# Creating a groin vault with a raised center

**pzbloser**#1

Spherical triangle help

**DanRathbun**#2

Create a circle. Draw a line across the ground from one side to the other, and delete the lower face and lower arc.

Push pull it proper distance.

Select just the end face, and click the ScaleTool. Stretch just in the vertical axis.

Delete the unneeded faces, and group the result.

Rotate copy as needed, then explode the groups so they intersect. Cleanup the unneeded surfaces from below (orbit so your looking up from below.)

**Anssi**#5

Yet another method. The ones you propose have a straight length profile, Pzbloser seems to want it to be curved too.

I also made a quarter and then rotated copies.

Anssi

**jimhami42**#6

The tunneled arch can be parameterized in terms of u and v (Ruby syntax):

`x = 10.0 * Math.cos(u)`

`y = v`

`z = 10.0 * Math.sin(u) + 30.0 * Math.cos(Math.asin(v / 30.0)) - 25.965475`

where `0 <= u <= PI`

and `-15 <= v <= 15`

. This will produce an arch formed by 10-inch radius half-circles and follows a 30 inch radius arc (total tunnel length = 30 inches). I used a U-V surface generator to create the following:

Note: Using 0 <= v <= 15 will produce half the tunnel. making trimming and cleanup easier.

The model is here: groin_vault.skp (671.0 KB)

The plugin is uv_polygen.rb and can be downloaded from https://sites.google.com/site/spirixcode/code/

[edit (added)] Completed Groin Vault:

**pzbloser**#8

Thanks for this solution. I have a feeling it’s the very best one, but unfortunately it’s Greek to me. I don’t know anything about Ruby syntax, or even if it works on SketchUp Make. But I’m going to look into it, and put my feeble math skills to work!

**catamountain**#9

Yet another way using the native tools. I started with a sphere because it was easy, but not necessary. Take advantage of components - edit one and all copes will change. In this example, the geometry inside a component was scaled and moved before intersecting to trim off unncessary geometry.

A copy of the component can be placed off to the side of the main model and edited. That would mainly be useful when it’s time to remove unnecessary geometry after an intersection.

» Dataset entries
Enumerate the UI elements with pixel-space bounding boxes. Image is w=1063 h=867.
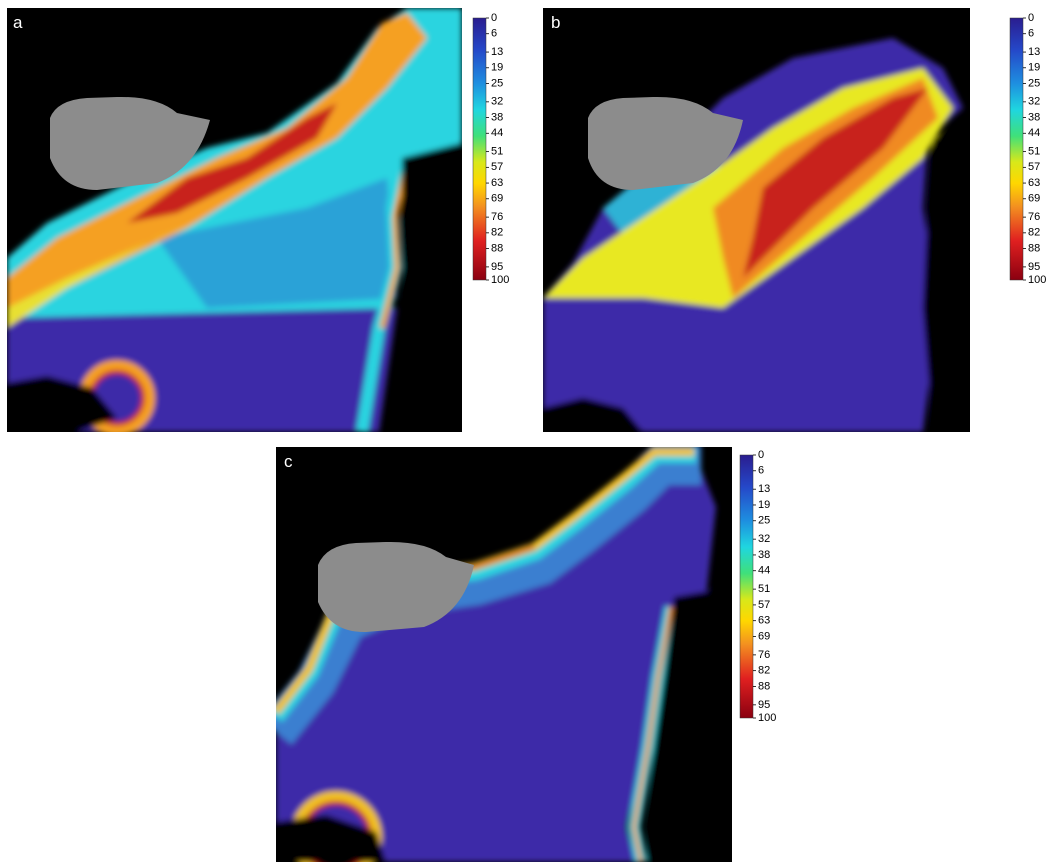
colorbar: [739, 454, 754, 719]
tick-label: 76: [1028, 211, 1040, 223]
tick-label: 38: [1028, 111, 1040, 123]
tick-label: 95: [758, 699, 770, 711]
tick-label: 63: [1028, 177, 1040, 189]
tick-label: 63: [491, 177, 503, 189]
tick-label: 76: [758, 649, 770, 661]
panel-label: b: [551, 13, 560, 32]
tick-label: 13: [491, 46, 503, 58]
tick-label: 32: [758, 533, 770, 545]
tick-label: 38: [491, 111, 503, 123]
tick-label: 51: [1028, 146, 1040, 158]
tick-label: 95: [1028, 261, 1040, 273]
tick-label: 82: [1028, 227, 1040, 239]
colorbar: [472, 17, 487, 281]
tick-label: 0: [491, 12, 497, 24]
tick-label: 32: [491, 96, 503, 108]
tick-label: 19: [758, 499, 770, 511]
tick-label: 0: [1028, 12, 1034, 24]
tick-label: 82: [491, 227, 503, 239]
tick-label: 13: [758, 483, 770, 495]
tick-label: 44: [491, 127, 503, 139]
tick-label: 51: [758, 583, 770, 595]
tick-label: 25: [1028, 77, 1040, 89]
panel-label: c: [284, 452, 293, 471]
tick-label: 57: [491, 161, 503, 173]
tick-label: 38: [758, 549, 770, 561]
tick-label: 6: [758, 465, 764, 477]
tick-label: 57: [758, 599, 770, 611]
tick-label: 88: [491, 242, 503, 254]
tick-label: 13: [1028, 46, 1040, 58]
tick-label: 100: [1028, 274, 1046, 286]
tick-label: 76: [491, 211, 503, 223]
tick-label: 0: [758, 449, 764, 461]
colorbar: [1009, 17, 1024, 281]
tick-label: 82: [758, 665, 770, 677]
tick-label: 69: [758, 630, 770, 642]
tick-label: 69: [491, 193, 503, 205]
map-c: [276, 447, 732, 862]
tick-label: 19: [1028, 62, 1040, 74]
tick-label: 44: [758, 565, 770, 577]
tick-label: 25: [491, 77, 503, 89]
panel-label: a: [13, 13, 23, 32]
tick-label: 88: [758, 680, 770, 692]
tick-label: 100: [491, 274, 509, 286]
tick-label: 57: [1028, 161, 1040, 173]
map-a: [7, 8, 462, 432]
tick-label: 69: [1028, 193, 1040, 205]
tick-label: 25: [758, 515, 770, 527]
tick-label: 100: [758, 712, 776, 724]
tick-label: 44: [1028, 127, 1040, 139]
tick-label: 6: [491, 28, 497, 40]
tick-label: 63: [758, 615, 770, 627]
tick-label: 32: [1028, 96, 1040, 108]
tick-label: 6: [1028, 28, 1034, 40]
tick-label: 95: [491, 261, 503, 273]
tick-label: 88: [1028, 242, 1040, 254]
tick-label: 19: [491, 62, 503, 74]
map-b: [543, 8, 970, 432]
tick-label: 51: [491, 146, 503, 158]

» To be done
a – Duplicate the passage of the groin vault thread from "Yet another way" up to and including "off unncessary geometry.".
b – Render only the lines of the rows from the line with "colorbar: [739, 454, 754, 719]" up to and including the line with "panel-label: c: [284, 452, 293, 471]" as a numbered list, omitting any blank lines.
The groin vault thread and the rows have no connection to each other.

» Exercise responses
a –
Yet another way using the native tools. I started with a sphere because it was easy, but not necessary. Take advantage of components - edit one and all copes will change. In this example, the geometry inside a component was scaled and moved before intersecting to trim off unncessary geometry.

b –
1. colorbar: [739, 454, 754, 719]
2. tick-label: 76: [1028, 211, 1040, 223]
3. tick-label: 38: [1028, 111, 1040, 123]
4. tick-label: 95: [758, 699, 770, 711]
5. tick-label: 63: [1028, 177, 1040, 189]
6. tick-label: 63: [491, 177, 503, 189]
7. tick-label: 76: [758, 649, 770, 661]
8. panel-label: b: [551, 13, 560, 32]
9. tick-label: 13: [491, 46, 503, 58]
10. tick-label: 32: [758, 533, 770, 545]
11. tick-label: 38: [491, 111, 503, 123]
12. tick-label: 51: [1028, 146, 1040, 158]
13. tick-label: 95: [1028, 261, 1040, 273]
14. tick-label: 82: [1028, 227, 1040, 239]
15. colorbar: [472, 17, 487, 281]
16. tick-label: 0: [491, 12, 497, 24]
17. tick-label: 32: [491, 96, 503, 108]
18. tick-label: 19: [758, 499, 770, 511]
19. tick-label: 0: [1028, 12, 1034, 24]
20. tick-label: 82: [491, 227, 503, 239]
21. tick-label: 13: [758, 483, 770, 495]
22. tick-label: 44: [491, 127, 503, 139]
23. tick-label: 51: [758, 583, 770, 595]
24. tick-label: 25: [1028, 77, 1040, 89]
25. panel-label: c: [284, 452, 293, 471]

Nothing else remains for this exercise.